◆ **GIVEN TASK**
Lift out each line of the data that holds "Temp".

— Start of LISTED ENTRIES —

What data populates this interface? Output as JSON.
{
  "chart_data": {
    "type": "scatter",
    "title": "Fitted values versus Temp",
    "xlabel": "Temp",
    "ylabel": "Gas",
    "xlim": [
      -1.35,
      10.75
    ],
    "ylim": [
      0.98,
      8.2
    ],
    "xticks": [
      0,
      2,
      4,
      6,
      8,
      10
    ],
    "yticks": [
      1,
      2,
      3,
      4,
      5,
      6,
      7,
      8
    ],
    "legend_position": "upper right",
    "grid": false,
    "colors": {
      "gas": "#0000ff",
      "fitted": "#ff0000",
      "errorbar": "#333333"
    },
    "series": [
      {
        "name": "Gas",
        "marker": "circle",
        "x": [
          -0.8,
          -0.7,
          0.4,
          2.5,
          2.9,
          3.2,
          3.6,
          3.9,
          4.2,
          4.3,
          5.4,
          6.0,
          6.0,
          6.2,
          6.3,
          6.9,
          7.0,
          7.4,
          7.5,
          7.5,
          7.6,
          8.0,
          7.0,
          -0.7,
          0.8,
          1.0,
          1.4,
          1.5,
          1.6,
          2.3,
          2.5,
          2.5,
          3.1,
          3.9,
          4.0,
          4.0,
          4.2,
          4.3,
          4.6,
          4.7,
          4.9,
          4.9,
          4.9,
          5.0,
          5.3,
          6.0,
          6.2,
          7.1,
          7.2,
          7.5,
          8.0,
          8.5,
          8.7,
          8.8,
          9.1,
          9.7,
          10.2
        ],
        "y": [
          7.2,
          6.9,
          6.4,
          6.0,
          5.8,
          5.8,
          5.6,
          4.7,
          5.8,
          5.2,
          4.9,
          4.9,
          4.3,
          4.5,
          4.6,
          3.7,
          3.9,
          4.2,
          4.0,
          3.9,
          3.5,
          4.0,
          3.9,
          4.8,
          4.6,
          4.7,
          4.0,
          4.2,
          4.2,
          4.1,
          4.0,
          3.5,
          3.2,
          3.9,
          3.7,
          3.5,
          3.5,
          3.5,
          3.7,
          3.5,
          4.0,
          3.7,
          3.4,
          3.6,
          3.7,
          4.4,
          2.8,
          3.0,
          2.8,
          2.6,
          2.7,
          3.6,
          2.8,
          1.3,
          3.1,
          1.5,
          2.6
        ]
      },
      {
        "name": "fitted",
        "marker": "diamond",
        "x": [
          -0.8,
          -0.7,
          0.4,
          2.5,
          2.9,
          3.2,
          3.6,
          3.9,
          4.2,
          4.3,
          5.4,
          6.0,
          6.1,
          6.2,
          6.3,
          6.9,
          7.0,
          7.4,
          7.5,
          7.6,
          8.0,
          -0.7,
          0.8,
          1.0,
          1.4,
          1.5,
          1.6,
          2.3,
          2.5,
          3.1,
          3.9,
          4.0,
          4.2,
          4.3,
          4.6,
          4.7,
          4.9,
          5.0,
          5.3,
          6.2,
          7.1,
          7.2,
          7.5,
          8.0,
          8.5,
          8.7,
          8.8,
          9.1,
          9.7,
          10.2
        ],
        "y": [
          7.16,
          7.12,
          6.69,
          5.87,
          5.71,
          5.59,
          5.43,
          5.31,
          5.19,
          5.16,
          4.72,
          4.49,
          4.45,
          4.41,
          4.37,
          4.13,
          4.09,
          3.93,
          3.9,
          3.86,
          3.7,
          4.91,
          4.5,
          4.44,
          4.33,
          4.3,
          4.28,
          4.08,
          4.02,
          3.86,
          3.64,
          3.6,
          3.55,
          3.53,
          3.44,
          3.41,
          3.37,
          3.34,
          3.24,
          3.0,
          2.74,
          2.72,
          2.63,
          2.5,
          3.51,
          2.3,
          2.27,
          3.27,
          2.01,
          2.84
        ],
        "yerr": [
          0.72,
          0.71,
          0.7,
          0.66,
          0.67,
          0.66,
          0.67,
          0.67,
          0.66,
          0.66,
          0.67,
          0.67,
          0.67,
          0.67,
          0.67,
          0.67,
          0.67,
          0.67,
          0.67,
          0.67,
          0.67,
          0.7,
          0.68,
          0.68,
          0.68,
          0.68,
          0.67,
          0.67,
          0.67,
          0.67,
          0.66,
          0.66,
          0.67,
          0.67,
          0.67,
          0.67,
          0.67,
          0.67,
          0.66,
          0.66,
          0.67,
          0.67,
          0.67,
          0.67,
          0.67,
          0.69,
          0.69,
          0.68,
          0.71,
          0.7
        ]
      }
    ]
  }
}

— End of LISTED ENTRIES —

◆ **SOLUTION TO THIS PROBLEM**
    "title": "Fitted values versus Temp",
    "xlabel": "Temp",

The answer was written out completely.